Directions:
Read through the entries below and return each line with the word "Management".
======== Dataset rows ========
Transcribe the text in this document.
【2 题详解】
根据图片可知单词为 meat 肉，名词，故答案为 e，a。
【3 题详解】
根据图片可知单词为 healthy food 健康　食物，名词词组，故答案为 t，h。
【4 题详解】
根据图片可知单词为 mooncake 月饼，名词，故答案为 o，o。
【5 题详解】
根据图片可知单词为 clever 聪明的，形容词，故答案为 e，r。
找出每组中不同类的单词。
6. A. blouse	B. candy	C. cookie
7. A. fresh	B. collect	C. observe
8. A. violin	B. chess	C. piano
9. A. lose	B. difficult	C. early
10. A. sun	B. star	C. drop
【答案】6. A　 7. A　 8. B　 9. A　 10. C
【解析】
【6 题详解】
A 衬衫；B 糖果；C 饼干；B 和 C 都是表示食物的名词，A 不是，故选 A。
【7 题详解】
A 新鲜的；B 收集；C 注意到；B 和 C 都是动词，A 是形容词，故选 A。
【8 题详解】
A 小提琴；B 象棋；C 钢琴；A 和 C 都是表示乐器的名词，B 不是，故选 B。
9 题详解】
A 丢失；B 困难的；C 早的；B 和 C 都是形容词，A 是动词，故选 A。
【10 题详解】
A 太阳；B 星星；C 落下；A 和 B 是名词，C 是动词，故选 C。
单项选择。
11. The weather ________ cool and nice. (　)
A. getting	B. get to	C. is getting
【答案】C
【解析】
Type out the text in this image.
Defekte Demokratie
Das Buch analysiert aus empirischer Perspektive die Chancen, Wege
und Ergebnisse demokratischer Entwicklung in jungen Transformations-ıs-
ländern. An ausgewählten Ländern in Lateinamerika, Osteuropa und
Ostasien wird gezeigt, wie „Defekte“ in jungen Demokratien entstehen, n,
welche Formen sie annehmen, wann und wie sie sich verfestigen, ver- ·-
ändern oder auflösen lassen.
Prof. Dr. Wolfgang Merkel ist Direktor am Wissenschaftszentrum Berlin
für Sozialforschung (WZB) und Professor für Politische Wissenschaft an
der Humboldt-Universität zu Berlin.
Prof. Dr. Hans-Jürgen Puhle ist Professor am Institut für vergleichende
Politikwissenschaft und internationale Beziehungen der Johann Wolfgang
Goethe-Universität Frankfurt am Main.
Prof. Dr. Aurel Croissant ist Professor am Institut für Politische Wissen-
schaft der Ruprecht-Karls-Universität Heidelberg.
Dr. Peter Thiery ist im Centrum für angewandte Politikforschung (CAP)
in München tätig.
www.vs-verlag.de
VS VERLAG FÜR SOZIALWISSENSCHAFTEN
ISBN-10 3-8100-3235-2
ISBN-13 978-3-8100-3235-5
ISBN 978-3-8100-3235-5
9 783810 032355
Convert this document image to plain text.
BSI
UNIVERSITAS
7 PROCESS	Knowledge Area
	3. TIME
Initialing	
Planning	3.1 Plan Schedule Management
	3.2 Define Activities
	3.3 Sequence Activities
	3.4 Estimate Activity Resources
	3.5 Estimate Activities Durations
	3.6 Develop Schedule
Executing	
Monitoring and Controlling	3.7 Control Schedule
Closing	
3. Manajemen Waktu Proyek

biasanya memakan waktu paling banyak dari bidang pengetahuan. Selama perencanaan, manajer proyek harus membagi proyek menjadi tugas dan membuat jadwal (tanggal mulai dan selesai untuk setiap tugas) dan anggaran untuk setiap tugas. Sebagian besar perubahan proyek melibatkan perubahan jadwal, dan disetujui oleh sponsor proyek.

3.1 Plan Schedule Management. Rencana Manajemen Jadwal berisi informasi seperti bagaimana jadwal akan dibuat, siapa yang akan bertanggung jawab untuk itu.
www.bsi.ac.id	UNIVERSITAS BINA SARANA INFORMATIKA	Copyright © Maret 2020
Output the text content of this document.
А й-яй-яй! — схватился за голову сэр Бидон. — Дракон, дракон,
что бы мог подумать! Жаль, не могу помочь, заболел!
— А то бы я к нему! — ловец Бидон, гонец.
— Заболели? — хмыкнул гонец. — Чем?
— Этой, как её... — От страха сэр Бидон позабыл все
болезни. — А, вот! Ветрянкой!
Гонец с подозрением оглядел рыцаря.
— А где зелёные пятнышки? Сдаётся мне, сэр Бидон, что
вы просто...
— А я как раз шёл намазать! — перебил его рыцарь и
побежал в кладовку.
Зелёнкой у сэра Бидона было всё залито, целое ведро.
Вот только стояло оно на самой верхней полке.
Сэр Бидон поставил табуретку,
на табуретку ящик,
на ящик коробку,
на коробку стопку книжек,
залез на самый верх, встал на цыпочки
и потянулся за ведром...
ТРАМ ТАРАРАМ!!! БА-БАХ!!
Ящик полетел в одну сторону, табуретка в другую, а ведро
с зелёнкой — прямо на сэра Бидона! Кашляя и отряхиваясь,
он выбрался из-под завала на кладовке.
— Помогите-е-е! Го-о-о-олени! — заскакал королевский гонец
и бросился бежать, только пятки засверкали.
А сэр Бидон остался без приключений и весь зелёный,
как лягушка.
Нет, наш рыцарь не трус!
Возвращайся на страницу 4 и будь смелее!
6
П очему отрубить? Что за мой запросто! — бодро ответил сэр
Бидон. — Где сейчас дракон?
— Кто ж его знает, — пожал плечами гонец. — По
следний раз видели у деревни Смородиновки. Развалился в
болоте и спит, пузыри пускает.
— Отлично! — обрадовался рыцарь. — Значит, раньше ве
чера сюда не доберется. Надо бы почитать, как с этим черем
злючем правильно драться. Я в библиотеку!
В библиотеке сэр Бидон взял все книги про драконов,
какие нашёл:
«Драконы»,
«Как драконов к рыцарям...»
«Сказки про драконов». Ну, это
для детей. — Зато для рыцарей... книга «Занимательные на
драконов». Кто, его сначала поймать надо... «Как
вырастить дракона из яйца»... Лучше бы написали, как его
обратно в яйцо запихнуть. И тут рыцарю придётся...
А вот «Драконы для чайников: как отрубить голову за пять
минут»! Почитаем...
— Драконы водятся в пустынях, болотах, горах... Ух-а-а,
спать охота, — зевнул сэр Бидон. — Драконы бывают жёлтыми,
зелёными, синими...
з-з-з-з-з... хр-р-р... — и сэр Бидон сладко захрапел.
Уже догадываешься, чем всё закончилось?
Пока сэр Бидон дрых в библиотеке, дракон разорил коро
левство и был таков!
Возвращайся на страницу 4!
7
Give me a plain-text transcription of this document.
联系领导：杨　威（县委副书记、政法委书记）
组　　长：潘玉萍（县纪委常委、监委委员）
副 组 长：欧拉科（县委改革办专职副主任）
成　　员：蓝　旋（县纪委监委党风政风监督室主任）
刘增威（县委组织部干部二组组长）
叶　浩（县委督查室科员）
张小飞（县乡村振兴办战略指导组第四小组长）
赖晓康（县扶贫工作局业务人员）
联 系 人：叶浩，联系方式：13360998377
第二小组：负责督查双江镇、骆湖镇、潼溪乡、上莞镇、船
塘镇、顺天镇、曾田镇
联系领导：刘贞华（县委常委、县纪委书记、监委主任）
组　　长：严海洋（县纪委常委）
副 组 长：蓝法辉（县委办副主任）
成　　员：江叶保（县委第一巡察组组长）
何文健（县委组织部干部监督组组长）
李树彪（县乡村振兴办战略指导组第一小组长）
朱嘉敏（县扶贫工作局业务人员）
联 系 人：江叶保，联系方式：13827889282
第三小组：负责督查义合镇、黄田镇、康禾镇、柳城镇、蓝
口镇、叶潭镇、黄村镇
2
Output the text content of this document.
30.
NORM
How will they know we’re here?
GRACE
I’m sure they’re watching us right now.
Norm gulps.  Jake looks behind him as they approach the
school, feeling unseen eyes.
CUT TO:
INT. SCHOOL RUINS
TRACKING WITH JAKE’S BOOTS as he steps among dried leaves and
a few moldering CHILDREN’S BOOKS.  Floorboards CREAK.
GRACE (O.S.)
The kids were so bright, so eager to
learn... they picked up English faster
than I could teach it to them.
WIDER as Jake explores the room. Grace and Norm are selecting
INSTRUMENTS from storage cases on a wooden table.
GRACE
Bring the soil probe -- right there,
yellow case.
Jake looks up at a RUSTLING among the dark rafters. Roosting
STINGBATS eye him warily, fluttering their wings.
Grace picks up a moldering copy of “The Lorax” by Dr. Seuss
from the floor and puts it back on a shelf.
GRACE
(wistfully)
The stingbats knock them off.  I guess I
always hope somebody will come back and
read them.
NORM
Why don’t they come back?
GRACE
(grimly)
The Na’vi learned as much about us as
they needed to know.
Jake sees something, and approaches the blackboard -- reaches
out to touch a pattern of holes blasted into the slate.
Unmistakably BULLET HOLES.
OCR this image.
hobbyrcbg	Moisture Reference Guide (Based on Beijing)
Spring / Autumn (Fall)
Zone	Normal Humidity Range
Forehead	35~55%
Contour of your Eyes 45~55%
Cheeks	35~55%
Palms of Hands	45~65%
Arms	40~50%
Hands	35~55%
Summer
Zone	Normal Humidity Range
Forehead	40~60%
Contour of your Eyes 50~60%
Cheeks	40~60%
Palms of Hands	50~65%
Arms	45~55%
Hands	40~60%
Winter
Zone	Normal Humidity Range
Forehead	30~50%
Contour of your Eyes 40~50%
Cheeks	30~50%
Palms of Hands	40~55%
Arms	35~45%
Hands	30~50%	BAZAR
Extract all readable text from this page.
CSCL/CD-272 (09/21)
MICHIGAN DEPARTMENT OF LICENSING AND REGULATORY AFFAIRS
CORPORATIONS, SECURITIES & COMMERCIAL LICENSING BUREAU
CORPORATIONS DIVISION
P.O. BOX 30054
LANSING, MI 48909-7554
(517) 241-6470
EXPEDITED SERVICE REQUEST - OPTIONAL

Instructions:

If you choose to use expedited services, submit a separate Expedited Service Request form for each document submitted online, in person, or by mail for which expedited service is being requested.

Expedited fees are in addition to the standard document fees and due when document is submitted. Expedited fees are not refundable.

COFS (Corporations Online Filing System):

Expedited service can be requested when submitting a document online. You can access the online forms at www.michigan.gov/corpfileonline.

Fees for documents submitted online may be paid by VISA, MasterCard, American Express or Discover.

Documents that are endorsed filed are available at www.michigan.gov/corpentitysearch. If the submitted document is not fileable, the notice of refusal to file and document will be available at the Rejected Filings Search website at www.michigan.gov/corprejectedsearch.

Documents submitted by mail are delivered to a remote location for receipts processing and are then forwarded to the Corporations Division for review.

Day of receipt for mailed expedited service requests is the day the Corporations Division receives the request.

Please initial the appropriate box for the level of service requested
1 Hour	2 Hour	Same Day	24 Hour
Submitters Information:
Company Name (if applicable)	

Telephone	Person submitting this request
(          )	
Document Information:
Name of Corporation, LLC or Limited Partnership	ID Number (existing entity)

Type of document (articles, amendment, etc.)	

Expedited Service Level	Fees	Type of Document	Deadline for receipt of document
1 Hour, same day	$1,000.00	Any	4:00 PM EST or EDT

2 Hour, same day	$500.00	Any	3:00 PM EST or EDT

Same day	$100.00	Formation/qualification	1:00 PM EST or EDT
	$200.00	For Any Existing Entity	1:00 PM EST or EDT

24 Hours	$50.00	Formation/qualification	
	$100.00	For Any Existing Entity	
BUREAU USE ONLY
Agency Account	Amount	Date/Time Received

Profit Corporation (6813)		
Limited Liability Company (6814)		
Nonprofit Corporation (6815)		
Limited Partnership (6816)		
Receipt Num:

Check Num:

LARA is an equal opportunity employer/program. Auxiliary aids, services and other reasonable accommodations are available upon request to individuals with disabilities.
========
Exercise response:
Planning	3.1 Plan Schedule Management
3.1 Plan Schedule Management. Rencana Manajemen Jadwal berisi informasi seperti bagaimana jadwal akan dibuat, siapa yang akan bertanggung jawab untuk itu.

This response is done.